-- begin Supplied material --
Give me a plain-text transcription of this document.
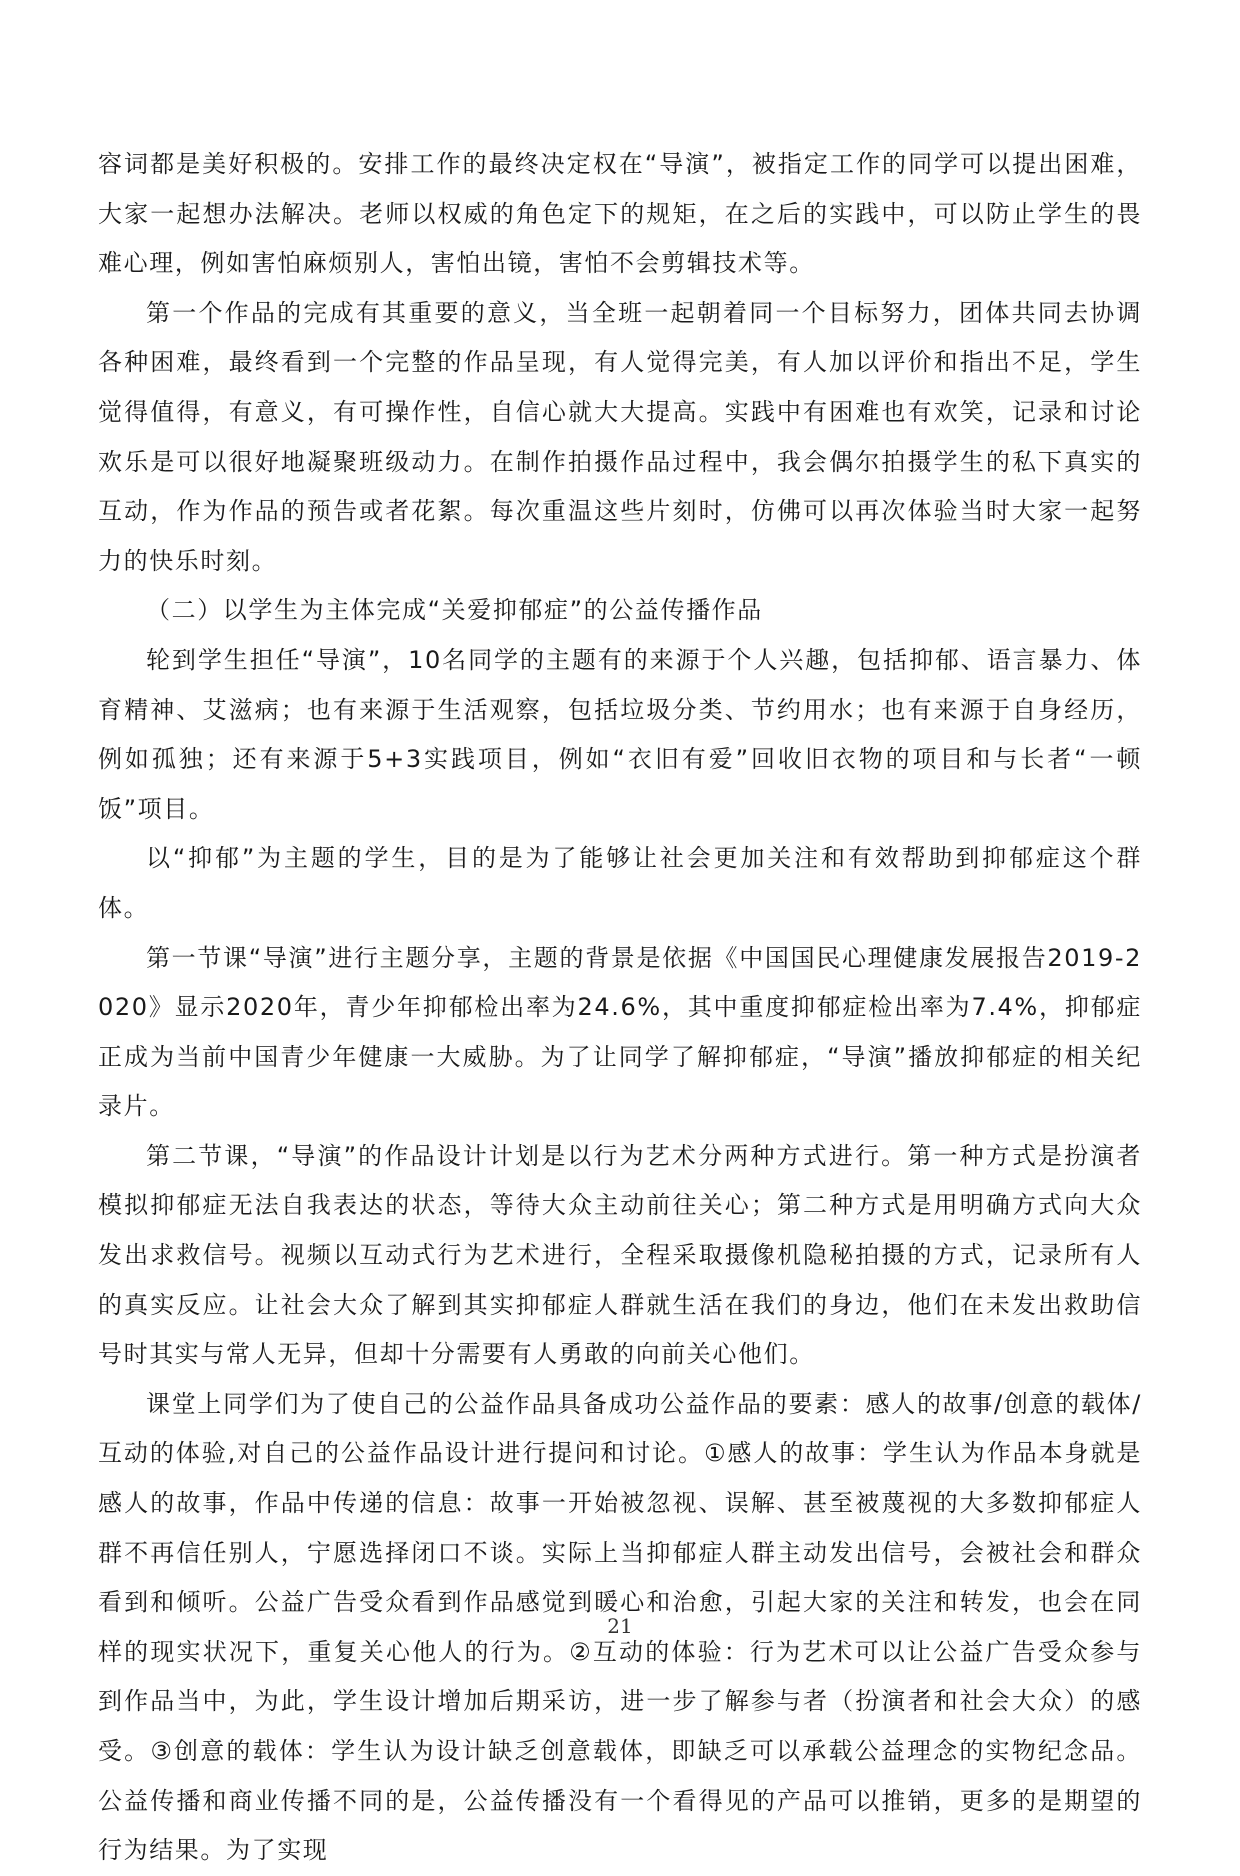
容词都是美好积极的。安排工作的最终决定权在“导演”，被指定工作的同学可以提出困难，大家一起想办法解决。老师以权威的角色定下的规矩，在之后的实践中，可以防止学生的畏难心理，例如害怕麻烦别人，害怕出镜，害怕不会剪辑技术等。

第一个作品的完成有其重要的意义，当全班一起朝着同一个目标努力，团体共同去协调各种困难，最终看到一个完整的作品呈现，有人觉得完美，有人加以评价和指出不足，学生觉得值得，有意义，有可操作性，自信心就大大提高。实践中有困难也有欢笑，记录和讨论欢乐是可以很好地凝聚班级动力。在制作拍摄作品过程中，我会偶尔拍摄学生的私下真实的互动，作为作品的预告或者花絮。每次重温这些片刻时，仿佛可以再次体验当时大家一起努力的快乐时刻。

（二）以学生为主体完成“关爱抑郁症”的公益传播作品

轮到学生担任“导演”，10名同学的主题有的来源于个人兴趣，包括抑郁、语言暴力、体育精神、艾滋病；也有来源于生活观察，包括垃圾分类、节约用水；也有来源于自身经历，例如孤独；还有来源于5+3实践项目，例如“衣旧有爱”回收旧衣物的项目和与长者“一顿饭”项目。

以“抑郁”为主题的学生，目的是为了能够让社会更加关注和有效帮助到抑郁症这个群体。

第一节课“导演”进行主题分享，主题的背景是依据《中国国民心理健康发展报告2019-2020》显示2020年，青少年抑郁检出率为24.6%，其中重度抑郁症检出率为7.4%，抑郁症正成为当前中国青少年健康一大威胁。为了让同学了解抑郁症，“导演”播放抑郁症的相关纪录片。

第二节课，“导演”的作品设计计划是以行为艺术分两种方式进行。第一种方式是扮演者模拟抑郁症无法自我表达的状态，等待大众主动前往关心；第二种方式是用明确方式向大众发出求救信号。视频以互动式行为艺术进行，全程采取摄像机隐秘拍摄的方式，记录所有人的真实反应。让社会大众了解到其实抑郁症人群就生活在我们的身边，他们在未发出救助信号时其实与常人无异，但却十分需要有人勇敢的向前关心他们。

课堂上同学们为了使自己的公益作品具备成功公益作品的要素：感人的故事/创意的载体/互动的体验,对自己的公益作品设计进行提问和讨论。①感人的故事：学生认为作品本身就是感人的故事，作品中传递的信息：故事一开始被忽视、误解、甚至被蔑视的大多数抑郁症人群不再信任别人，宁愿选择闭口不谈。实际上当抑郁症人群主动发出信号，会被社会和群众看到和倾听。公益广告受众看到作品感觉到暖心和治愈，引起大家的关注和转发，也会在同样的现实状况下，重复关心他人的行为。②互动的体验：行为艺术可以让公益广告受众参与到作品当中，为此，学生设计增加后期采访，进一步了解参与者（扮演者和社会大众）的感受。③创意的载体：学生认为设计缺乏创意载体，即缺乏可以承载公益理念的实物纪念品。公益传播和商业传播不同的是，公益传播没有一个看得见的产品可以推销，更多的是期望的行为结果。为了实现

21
-- end Supplied material --
-- begin Supplied material --
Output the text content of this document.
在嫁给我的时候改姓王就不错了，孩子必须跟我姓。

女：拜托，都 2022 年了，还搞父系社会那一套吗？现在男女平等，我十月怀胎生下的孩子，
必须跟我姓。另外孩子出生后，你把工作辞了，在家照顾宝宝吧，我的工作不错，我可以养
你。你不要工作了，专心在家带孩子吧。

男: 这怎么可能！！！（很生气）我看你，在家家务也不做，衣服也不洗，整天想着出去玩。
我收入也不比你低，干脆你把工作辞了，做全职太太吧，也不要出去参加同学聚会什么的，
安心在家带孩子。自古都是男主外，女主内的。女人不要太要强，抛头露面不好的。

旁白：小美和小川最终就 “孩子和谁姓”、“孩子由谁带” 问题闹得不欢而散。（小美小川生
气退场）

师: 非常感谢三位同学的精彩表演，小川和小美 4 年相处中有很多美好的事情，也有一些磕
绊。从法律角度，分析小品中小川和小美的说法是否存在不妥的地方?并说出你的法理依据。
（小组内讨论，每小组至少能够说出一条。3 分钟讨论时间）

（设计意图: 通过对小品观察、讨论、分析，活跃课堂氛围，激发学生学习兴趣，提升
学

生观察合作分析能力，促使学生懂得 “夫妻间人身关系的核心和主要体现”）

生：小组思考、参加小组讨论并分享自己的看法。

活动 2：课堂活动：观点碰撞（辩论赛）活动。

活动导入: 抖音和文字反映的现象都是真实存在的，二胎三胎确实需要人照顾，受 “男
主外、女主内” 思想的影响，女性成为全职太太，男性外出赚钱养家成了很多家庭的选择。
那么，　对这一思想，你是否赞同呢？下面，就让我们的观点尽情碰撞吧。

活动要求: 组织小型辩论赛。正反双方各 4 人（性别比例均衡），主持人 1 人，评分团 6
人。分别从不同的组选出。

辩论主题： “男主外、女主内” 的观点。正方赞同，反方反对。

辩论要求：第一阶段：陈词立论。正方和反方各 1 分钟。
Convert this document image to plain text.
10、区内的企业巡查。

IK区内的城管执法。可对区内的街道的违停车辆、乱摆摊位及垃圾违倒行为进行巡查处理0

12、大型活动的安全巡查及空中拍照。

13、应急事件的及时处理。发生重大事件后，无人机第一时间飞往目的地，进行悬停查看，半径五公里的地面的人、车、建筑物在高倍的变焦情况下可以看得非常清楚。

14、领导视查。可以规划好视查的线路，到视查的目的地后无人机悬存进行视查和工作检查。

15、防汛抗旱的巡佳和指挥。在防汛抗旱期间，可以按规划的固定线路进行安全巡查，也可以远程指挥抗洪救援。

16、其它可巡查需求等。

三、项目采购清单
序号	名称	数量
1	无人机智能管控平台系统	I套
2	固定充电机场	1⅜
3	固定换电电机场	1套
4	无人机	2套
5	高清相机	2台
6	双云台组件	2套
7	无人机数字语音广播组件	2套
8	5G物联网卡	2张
-- end Supplied material --
-- begin Supplied material --
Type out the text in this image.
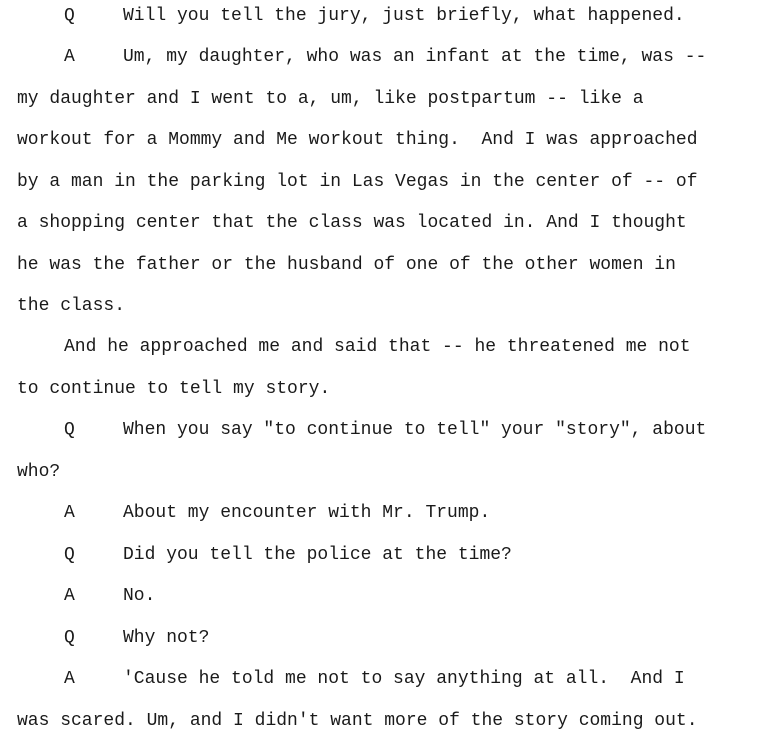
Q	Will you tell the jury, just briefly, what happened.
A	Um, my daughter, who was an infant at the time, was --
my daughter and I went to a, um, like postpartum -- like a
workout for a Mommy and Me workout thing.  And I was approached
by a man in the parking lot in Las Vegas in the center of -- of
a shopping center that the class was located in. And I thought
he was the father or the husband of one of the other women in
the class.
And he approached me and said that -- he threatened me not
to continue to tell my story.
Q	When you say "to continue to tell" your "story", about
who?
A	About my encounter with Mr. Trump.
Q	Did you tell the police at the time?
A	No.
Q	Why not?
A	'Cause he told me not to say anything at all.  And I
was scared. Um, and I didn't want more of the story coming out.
-- end Supplied material --
Your objective: Pull every line containing "text" from the material above.

Exercise result:
Give me a plain-text transcription of this document.
Output the text content of this document.
Convert this document image to plain text.
Type out the text in this image.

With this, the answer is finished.